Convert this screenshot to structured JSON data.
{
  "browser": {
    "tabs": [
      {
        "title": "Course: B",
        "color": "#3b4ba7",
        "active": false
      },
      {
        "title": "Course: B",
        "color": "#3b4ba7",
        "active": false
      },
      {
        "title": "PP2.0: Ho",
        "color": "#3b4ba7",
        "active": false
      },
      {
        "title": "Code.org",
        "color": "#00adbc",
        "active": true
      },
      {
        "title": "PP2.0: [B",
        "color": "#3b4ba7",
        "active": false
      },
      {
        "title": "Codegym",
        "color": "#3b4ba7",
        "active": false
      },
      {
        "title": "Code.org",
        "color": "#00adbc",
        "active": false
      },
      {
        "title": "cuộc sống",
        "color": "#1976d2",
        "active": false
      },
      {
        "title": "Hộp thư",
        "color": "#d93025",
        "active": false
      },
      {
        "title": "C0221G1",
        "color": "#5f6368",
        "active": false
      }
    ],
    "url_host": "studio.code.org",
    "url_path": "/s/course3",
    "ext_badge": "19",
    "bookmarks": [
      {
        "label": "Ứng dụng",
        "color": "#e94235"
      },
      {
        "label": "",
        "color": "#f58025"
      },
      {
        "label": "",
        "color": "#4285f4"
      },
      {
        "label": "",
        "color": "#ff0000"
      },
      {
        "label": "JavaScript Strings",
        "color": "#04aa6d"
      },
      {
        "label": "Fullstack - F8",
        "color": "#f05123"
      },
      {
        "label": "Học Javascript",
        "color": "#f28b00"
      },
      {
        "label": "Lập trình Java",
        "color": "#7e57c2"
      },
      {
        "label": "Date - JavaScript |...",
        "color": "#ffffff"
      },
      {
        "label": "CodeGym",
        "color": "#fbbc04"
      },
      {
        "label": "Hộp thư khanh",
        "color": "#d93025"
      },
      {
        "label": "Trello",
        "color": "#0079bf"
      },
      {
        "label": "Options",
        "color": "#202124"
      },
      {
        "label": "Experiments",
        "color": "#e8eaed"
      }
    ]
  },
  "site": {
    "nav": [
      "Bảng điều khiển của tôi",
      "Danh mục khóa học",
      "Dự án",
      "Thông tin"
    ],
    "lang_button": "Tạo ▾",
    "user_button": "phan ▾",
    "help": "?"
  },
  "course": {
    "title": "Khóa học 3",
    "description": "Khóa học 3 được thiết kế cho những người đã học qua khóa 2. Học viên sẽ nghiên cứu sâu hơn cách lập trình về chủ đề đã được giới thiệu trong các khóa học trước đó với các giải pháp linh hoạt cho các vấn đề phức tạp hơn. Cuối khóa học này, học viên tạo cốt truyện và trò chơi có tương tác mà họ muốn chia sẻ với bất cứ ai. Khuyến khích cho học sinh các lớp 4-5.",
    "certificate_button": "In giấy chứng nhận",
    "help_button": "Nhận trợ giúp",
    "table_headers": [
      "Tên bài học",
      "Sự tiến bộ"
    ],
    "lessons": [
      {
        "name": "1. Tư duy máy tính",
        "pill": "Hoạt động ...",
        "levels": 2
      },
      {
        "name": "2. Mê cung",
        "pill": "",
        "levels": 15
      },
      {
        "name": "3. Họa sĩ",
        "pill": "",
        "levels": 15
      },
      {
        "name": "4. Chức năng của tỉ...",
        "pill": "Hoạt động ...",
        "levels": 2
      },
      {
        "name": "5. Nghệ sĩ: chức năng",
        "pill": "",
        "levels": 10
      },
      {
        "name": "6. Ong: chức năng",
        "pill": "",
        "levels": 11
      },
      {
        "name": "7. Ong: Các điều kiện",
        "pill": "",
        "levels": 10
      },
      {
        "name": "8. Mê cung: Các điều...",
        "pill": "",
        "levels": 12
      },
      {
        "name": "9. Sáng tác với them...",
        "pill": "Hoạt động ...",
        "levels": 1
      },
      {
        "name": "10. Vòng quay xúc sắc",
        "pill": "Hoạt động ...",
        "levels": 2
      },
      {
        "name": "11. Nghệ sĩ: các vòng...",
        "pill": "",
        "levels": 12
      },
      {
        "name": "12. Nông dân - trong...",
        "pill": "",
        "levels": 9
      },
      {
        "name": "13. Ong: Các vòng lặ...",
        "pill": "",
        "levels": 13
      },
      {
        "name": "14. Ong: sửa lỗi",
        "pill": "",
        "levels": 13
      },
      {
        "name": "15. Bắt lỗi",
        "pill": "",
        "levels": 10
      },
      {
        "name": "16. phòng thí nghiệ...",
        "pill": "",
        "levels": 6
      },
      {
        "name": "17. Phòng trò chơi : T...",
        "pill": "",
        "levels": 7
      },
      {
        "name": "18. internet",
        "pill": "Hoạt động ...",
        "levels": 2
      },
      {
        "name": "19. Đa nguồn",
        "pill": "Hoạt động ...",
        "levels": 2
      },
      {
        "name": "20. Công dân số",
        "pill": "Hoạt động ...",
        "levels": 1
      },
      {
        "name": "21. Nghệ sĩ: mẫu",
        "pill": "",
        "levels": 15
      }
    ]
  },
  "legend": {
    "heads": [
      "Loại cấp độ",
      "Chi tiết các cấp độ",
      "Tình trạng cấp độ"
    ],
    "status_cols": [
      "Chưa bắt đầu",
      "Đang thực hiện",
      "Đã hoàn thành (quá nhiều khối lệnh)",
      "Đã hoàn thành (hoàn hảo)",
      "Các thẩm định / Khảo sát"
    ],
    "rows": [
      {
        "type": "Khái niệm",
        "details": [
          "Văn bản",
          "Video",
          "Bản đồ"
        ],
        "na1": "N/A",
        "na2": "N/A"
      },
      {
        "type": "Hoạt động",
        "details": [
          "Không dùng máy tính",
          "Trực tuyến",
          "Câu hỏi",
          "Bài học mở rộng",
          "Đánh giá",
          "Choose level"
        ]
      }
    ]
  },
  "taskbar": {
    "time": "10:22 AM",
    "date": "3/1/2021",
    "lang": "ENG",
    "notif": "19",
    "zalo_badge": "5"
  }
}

→ **WHAT NEEDS TO BE DONE**: Reproduce every entry shown above, precisely as it stands.

→ **ANSWER IN FULL**:
Convert this screenshot to structured JSON data.
{
  "browser": {
    "tabs": [
      {
        "title": "Course: B",
        "color": "#3b4ba7",
        "active": false
      },
      {
        "title": "Course: B",
        "color": "#3b4ba7",
        "active": false
      },
      {
        "title": "PP2.0: Ho",
        "color": "#3b4ba7",
        "active": false
      },
      {
        "title": "Code.org",
        "color": "#00adbc",
        "active": true
      },
      {
        "title": "PP2.0: [B",
        "color": "#3b4ba7",
        "active": false
      },
      {
        "title": "Codegym",
        "color": "#3b4ba7",
        "active": false
      },
      {
        "title": "Code.org",
        "color": "#00adbc",
        "active": false
      },
      {
        "title": "cuộc sống",
        "color": "#1976d2",
        "active": false
      },
      {
        "title": "Hộp thư",
        "color": "#d93025",
        "active": false
      },
      {
        "title": "C0221G1",
        "color": "#5f6368",
        "active": false
      }
    ],
    "url_host": "studio.code.org",
    "url_path": "/s/course3",
    "ext_badge": "19",
    "bookmarks": [
      {
        "label": "Ứng dụng",
        "color": "#e94235"
      },
      {
        "label": "",
        "color": "#f58025"
      },
      {
        "label": "",
        "color": "#4285f4"
      },
      {
        "label": "",
        "color": "#ff0000"
      },
      {
        "label": "JavaScript Strings",
        "color": "#04aa6d"
      },
      {
        "label": "Fullstack - F8",
        "color": "#f05123"
      },
      {
        "label": "Học Javascript",
        "color": "#f28b00"
      },
      {
        "label": "Lập trình Java",
        "color": "#7e57c2"
      },
      {
        "label": "Date - JavaScript |...",
        "color": "#ffffff"
      },
      {
        "label": "CodeGym",
        "color": "#fbbc04"
      },
      {
        "label": "Hộp thư khanh",
        "color": "#d93025"
      },
      {
        "label": "Trello",
        "color": "#0079bf"
      },
      {
        "label": "Options",
        "color": "#202124"
      },
      {
        "label": "Experiments",
        "color": "#e8eaed"
      }
    ]
  },
  "site": {
    "nav": [
      "Bảng điều khiển của tôi",
      "Danh mục khóa học",
      "Dự án",
      "Thông tin"
    ],
    "lang_button": "Tạo ▾",
    "user_button": "phan ▾",
    "help": "?"
  },
  "course": {
    "title": "Khóa học 3",
    "description": "Khóa học 3 được thiết kế cho những người đã học qua khóa 2. Học viên sẽ nghiên cứu sâu hơn cách lập trình về chủ đề đã được giới thiệu trong các khóa học trước đó với các giải pháp linh hoạt cho các vấn đề phức tạp hơn. Cuối khóa học này, học viên tạo cốt truyện và trò chơi có tương tác mà họ muốn chia sẻ với bất cứ ai. Khuyến khích cho học sinh các lớp 4-5.",
    "certificate_button": "In giấy chứng nhận",
    "help_button": "Nhận trợ giúp",
    "table_headers": [
      "Tên bài học",
      "Sự tiến bộ"
    ],
    "lessons": [
      {
        "name": "1. Tư duy máy tính",
        "pill": "Hoạt động ...",
        "levels": 2
      },
      {
        "name": "2. Mê cung",
        "pill": "",
        "levels": 15
      },
      {
        "name": "3. Họa sĩ",
        "pill": "",
        "levels": 15
      },
      {
        "name": "4. Chức năng của tỉ...",
        "pill": "Hoạt động ...",
        "levels": 2
      },
      {
        "name": "5. Nghệ sĩ: chức năng",
        "pill": "",
        "levels": 10
      },
      {
        "name": "6. Ong: chức năng",
        "pill": "",
        "levels": 11
      },
      {
        "name": "7. Ong: Các điều kiện",
        "pill": "",
        "levels": 10
      },
      {
        "name": "8. Mê cung: Các điều...",
        "pill": "",
        "levels": 12
      },
      {
        "name": "9. Sáng tác với them...",
        "pill": "Hoạt động ...",
        "levels": 1
      },
      {
        "name": "10. Vòng quay xúc sắc",
        "pill": "Hoạt động ...",
        "levels": 2
      },
      {
        "name": "11. Nghệ sĩ: các vòng...",
        "pill": "",
        "levels": 12
      },
      {
        "name": "12. Nông dân - trong...",
        "pill": "",
        "levels": 9
      },
      {
        "name": "13. Ong: Các vòng lặ...",
        "pill": "",
        "levels": 13
      },
      {
        "name": "14. Ong: sửa lỗi",
        "pill": "",
        "levels": 13
      },
      {
        "name": "15. Bắt lỗi",
        "pill": "",
        "levels": 10
      },
      {
        "name": "16. phòng thí nghiệ...",
        "pill": "",
        "levels": 6
      },
      {
        "name": "17. Phòng trò chơi : T...",
        "pill": "",
        "levels": 7
      },
      {
        "name": "18. internet",
        "pill": "Hoạt động ...",
        "levels": 2
      },
      {
        "name": "19. Đa nguồn",
        "pill": "Hoạt động ...",
        "levels": 2
      },
      {
        "name": "20. Công dân số",
        "pill": "Hoạt động ...",
        "levels": 1
      },
      {
        "name": "21. Nghệ sĩ: mẫu",
        "pill": "",
        "levels": 15
      }
    ]
  },
  "legend": {
    "heads": [
      "Loại cấp độ",
      "Chi tiết các cấp độ",
      "Tình trạng cấp độ"
    ],
    "status_cols": [
      "Chưa bắt đầu",
      "Đang thực hiện",
      "Đã hoàn thành (quá nhiều khối lệnh)",
      "Đã hoàn thành (hoàn hảo)",
      "Các thẩm định / Khảo sát"
    ],
    "rows": [
      {
        "type": "Khái niệm",
        "details": [
          "Văn bản",
          "Video",
          "Bản đồ"
        ],
        "na1": "N/A",
        "na2": "N/A"
      },
      {
        "type": "Hoạt động",
        "details": [
          "Không dùng máy tính",
          "Trực tuyến",
          "Câu hỏi",
          "Bài học mở rộng",
          "Đánh giá",
          "Choose level"
        ]
      }
    ]
  },
  "taskbar": {
    "time": "10:22 AM",
    "date": "3/1/2021",
    "lang": "ENG",
    "notif": "19",
    "zalo_badge": "5"
  }
}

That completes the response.